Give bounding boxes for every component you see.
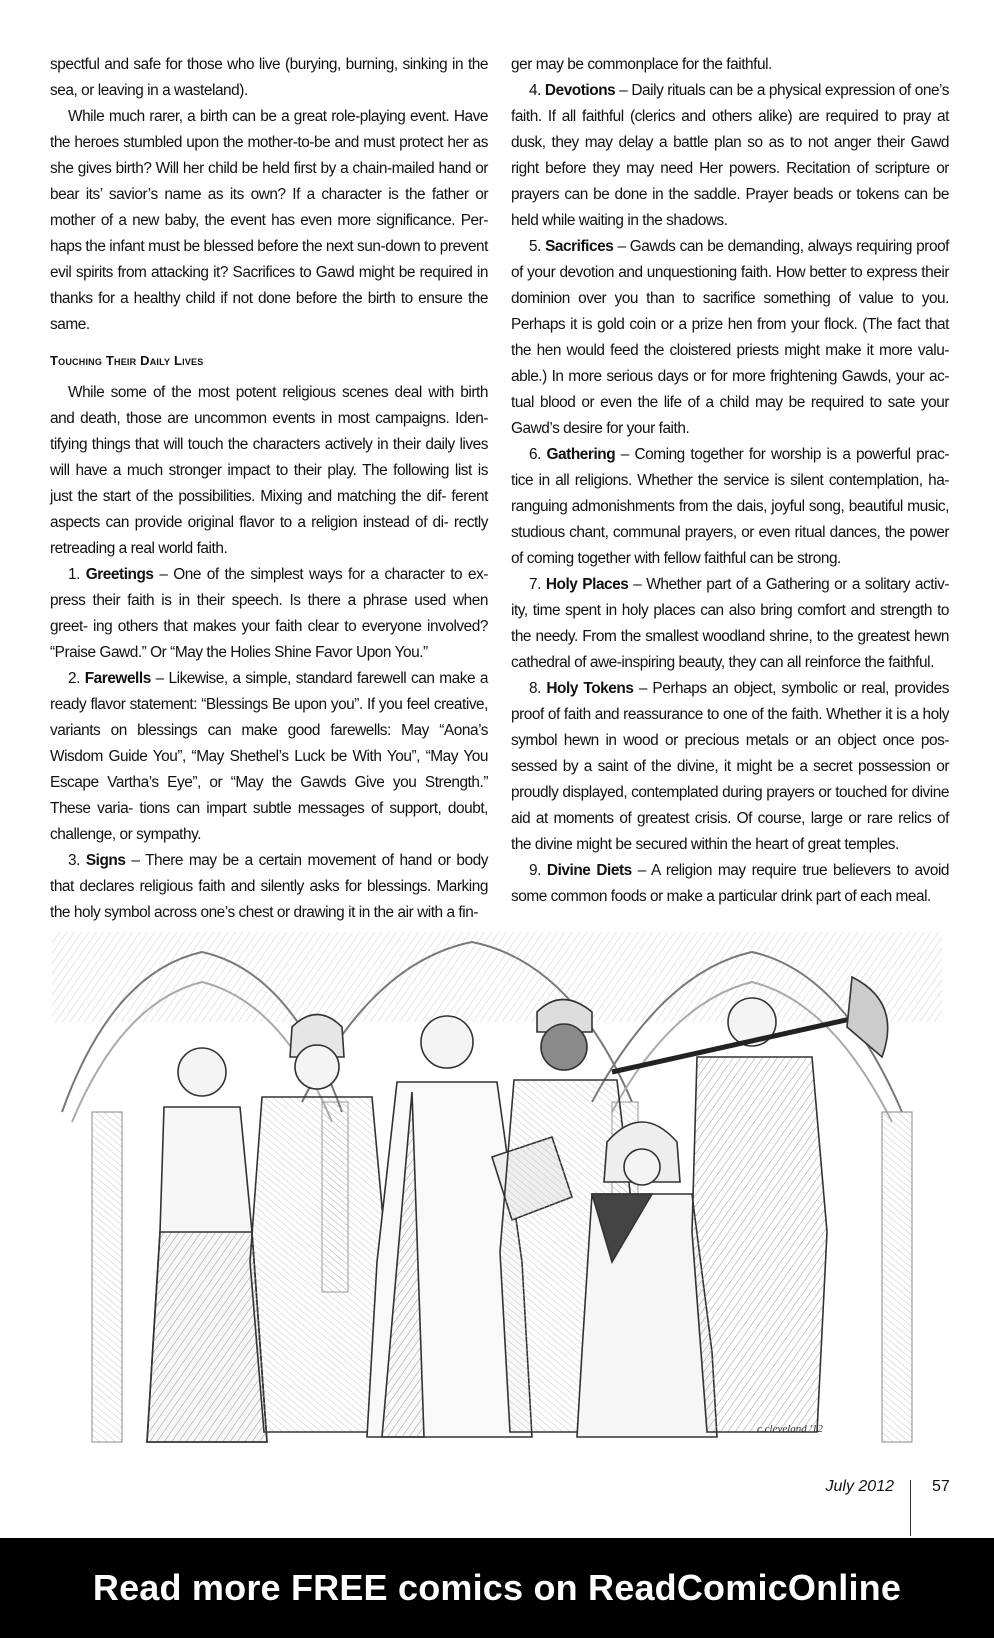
item-number: 2. xyxy=(68,670,80,687)
list-item-farewells xyxy=(50,666,488,848)
item-term: Greetings xyxy=(85,566,154,583)
vault-shading xyxy=(52,932,942,1022)
list-item-holy-places xyxy=(511,572,949,676)
list-item-gathering xyxy=(511,442,949,572)
artist-signature: c.cleveland '12 xyxy=(757,1423,823,1435)
item-term: Sacrifices xyxy=(545,238,614,255)
item-term: Holy Tokens xyxy=(546,680,634,697)
right-column xyxy=(511,52,949,910)
item-term: Holy Places xyxy=(545,576,629,593)
item-term: Devotions xyxy=(544,82,616,99)
adventurers-illustration xyxy=(52,932,942,1454)
list-item-holy-tokens xyxy=(511,676,949,858)
item-number: 4. xyxy=(529,82,541,99)
item-number: 7. xyxy=(529,576,541,593)
item-number: 9. xyxy=(529,862,541,879)
item-text: – One of the simplest ways for a character to ex- press their faith is in their speech. Is there a phrase used when greet- ing others that makes your faith clear to everyone involved? “Praise Gawd.” Or “May the Holies Shine Favor Upon You.” xyxy=(50,566,488,661)
item-text: – Perhaps an object, symbolic or real, provides proof of faith and reassurance to one of the faith. Whether it is a holy symbol hewn in wood or precious metals or an object once pos- sessed by a saint of the divine, it might be a secret possession or proudly displayed, contemplated during prayers or touched for divine aid at moments of greatest crisis. Of course, large or rare relics of the divine might be secured within the heart of great temples. xyxy=(511,680,950,853)
list-item-signs xyxy=(50,848,488,926)
issue-date: July 2012 xyxy=(825,1478,894,1495)
list-item-divine-diets xyxy=(511,858,949,910)
item-text: – Whether part of a Gathering or a solitary activ- ity, time spent in holy places can also bring comfort and strength to the needy. From the smallest woodland shrine, to the greatest hewn cathedral of awe-inspiring beauty, they can all reinforce the faithful. xyxy=(511,576,949,671)
paragraph: ger may be commonplace for the faithful. xyxy=(511,56,772,73)
item-term: Divine Diets xyxy=(546,862,632,879)
item-number: 5. xyxy=(529,238,541,255)
footer-divider xyxy=(910,1480,911,1536)
list-item-sacrifices xyxy=(511,234,949,442)
item-term: Gathering xyxy=(546,446,616,463)
list-item-devotions xyxy=(511,78,949,234)
item-number: 3. xyxy=(68,852,80,869)
promo-banner[interactable] xyxy=(0,1538,994,1638)
item-text: – Daily rituals can be a physical expression of one’s faith. If all faithful (clerics and others alike) are required to pray at dusk, they may delay a battle plan so as to not anger their Gawd right before they may need Her powers. Recitation of scripture or prayers can be done in the saddle. Prayer beads or tokens can be held while waiting in the shadows. xyxy=(511,82,949,229)
item-term: Farewells xyxy=(84,670,151,687)
item-number: 8. xyxy=(529,680,541,697)
item-number: 1. xyxy=(68,566,80,583)
left-column xyxy=(50,52,488,926)
paragraph: While much rarer, a birth can be a great role-playing event. Have the heroes stumbled upon the mother-to-be and must protect her as she gives birth? Will her child be held first by a chain-mailed hand or bear its’ savior’s name as its own? If a character is the father or mother of a new baby, the event has even more significance. Per- haps the infant must be blessed before the next sun-down to prevent evil spirits from attacking it? Sacrifices to Gawd might be required in thanks for a healthy child if not done before the birth to ensure the same. xyxy=(50,108,488,333)
item-number: 6. xyxy=(529,446,541,463)
promo-banner-text: Read more FREE comics on ReadComicOnline xyxy=(92,1567,902,1608)
page-number: 57 xyxy=(932,1478,950,1495)
item-text: – There may be a certain movement of hand or body that declares religious faith and silently asks for blessings. Marking the holy symbol across one’s chest or drawing it in the air with a fin- xyxy=(50,852,488,921)
item-term: Signs xyxy=(85,852,126,869)
paragraph: spectful and safe for those who live (burying, burning, sinking in the sea, or leaving in a wasteland). xyxy=(50,56,488,99)
section-heading: Touching Their Daily Lives xyxy=(50,353,204,368)
list-item-greetings xyxy=(50,562,488,666)
item-text: – Coming together for worship is a powerful prac- tice in all religions. Whether the service is silent contemplation, ha- ranguing admonishments from the dais, joyful song, beautiful music, studious chant, communal prayers, or even ritual dances, the power of coming together with fellow faithful can be strong. xyxy=(511,446,949,567)
paragraph: While some of the most potent religious scenes deal with birth and death, those are uncommon events in most campaigns. Iden- tifying things that will touch the characters actively in their daily lives will have a much stronger impact to their play. The following list is just the start of the possibilities. Mixing and matching the dif- ferent aspects can provide original flavor to a religion instead of di- rectly retreading a real world faith. xyxy=(50,384,488,557)
item-text: – Gawds can be demanding, always requiring proof of your devotion and unquestioning faith. How better to express their dominion over you than to sacrifice something of value to you. Perhaps it is gold coin or a prize hen from your flock. (The fact that the hen would feed the cloistered priests might make it more valu- able.) In more serious days or for more frightening Gawds, your ac- tual blood or even the life of a child may be required to sate your Gawd’s desire for your faith. xyxy=(511,238,950,437)
item-text: – A religion may require true believers to avoid some common foods or make a particular drink part of each meal. xyxy=(511,862,950,905)
item-text: – Likewise, a simple, standard farewell can make a ready flavor statement: “Blessings Be upon you”. If you feel creative, variants on blessings can make good farewells: May “Aona’s Wisdom Guide You”, “May Shethel’s Luck be With You”, “May You Escape Vartha’s Eye”, or “May the Gawds Give you Strength.” These varia- tions can impart subtle messages of support, doubt, challenge, or sympathy. xyxy=(50,670,489,843)
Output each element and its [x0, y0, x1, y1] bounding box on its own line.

Problem details: Rewrite all the records above, replacing "awe-inspiring" with "breathtaking" and keeping everything else unchanged. Leave the pictures out.

Written answer:
Give bounding boxes for every component you see.
item-number: 2. xyxy=(68,670,80,687)
list-item-farewells xyxy=(50,666,488,848)
item-term: Greetings xyxy=(85,566,154,583)
vault-shading xyxy=(52,932,942,1022)
list-item-holy-places xyxy=(511,572,949,676)
list-item-gathering xyxy=(511,442,949,572)
artist-signature: c.cleveland '12 xyxy=(757,1423,823,1435)
item-term: Sacrifices xyxy=(545,238,614,255)
item-term: Holy Tokens xyxy=(546,680,634,697)
right-column xyxy=(511,52,949,910)
item-term: Holy Places xyxy=(545,576,629,593)
item-term: Devotions xyxy=(544,82,616,99)
adventurers-illustration xyxy=(52,932,942,1454)
list-item-holy-tokens xyxy=(511,676,949,858)
item-number: 4. xyxy=(529,82,541,99)
item-number: 7. xyxy=(529,576,541,593)
item-number: 9. xyxy=(529,862,541,879)
item-text: – One of the simplest ways for a character to ex- press their faith is in their speech. Is there a phrase used when greet- ing others that makes your faith clear to everyone involved? “Praise Gawd.” Or “May the Holies Shine Favor Upon You.” xyxy=(50,566,488,661)
item-text: – Perhaps an object, symbolic or real, provides proof of faith and reassurance to one of the faith. Whether it is a holy symbol hewn in wood or precious metals or an object once pos- sessed by a saint of the divine, it might be a secret possession or proudly displayed, contemplated during prayers or touched for divine aid at moments of greatest crisis. Of course, large or rare relics of the divine might be secured within the heart of great temples. xyxy=(511,680,950,853)
list-item-signs xyxy=(50,848,488,926)
issue-date: July 2012 xyxy=(825,1478,894,1495)
list-item-divine-diets xyxy=(511,858,949,910)
item-text: – Whether part of a Gathering or a solitary activ- ity, time spent in holy places can also bring comfort and strength to the needy. From the smallest woodland shrine, to the greatest hewn cathedral of breathtaking beauty, they can all reinforce the faithful. xyxy=(511,576,949,671)
paragraph: ger may be commonplace for the faithful. xyxy=(511,56,772,73)
item-term: Divine Diets xyxy=(546,862,632,879)
item-number: 5. xyxy=(529,238,541,255)
footer-divider xyxy=(910,1480,911,1536)
list-item-sacrifices xyxy=(511,234,949,442)
item-term: Gathering xyxy=(546,446,616,463)
list-item-devotions xyxy=(511,78,949,234)
item-number: 3. xyxy=(68,852,80,869)
promo-banner[interactable] xyxy=(0,1538,994,1638)
item-text: – Daily rituals can be a physical expression of one’s faith. If all faithful (clerics and others alike) are required to pray at dusk, they may delay a battle plan so as to not anger their Gawd right before they may need Her powers. Recitation of scripture or prayers can be done in the saddle. Prayer beads or tokens can be held while waiting in the shadows. xyxy=(511,82,949,229)
item-term: Farewells xyxy=(84,670,151,687)
item-number: 8. xyxy=(529,680,541,697)
item-number: 1. xyxy=(68,566,80,583)
left-column xyxy=(50,52,488,926)
paragraph: While much rarer, a birth can be a great role-playing event. Have the heroes stumbled upon the mother-to-be and must protect her as she gives birth? Will her child be held first by a chain-mailed hand or bear its’ savior’s name as its own? If a character is the father or mother of a new baby, the event has even more significance. Per- haps the infant must be blessed before the next sun-down to prevent evil spirits from attacking it? Sacrifices to Gawd might be required in thanks for a healthy child if not done before the birth to ensure the same. xyxy=(50,108,488,333)
item-number: 6. xyxy=(529,446,541,463)
promo-banner-text: Read more FREE comics on ReadComicOnline xyxy=(92,1567,902,1608)
page-number: 57 xyxy=(932,1478,950,1495)
item-text: – There may be a certain movement of hand or body that declares religious faith and silently asks for blessings. Marking the holy symbol across one’s chest or drawing it in the air with a fin- xyxy=(50,852,488,921)
item-term: Signs xyxy=(85,852,126,869)
paragraph: spectful and safe for those who live (burying, burning, sinking in the sea, or leaving in a wasteland). xyxy=(50,56,488,99)
section-heading: Touching Their Daily Lives xyxy=(50,353,204,368)
list-item-greetings xyxy=(50,562,488,666)
item-text: – Coming together for worship is a powerful prac- tice in all religions. Whether the service is silent contemplation, ha- ranguing admonishments from the dais, joyful song, beautiful music, studious chant, communal prayers, or even ritual dances, the power of coming together with fellow faithful can be strong. xyxy=(511,446,949,567)
paragraph: While some of the most potent religious scenes deal with birth and death, those are uncommon events in most campaigns. Iden- tifying things that will touch the characters actively in their daily lives will have a much stronger impact to their play. The following list is just the start of the possibilities. Mixing and matching the dif- ferent aspects can provide original flavor to a religion instead of di- rectly retreading a real world faith. xyxy=(50,384,488,557)
item-text: – Gawds can be demanding, always requiring proof of your devotion and unquestioning faith. How better to express their dominion over you than to sacrifice something of value to you. Perhaps it is gold coin or a prize hen from your flock. (The fact that the hen would feed the cloistered priests might make it more valu- able.) In more serious days or for more frightening Gawds, your ac- tual blood or even the life of a child may be required to sate your Gawd’s desire for your faith. xyxy=(511,238,950,437)
item-text: – A religion may require true believers to avoid some common foods or make a particular drink part of each meal. xyxy=(511,862,950,905)
item-text: – Likewise, a simple, standard farewell can make a ready flavor statement: “Blessings Be upon you”. If you feel creative, variants on blessings can make good farewells: May “Aona’s Wisdom Guide You”, “May Shethel’s Luck be With You”, “May You Escape Vartha’s Eye”, or “May the Gawds Give you Strength.” These varia- tions can impart subtle messages of support, doubt, challenge, or sympathy. xyxy=(50,670,489,843)
Output each element and its [x0, y0, x1, y1] bounding box on its own line.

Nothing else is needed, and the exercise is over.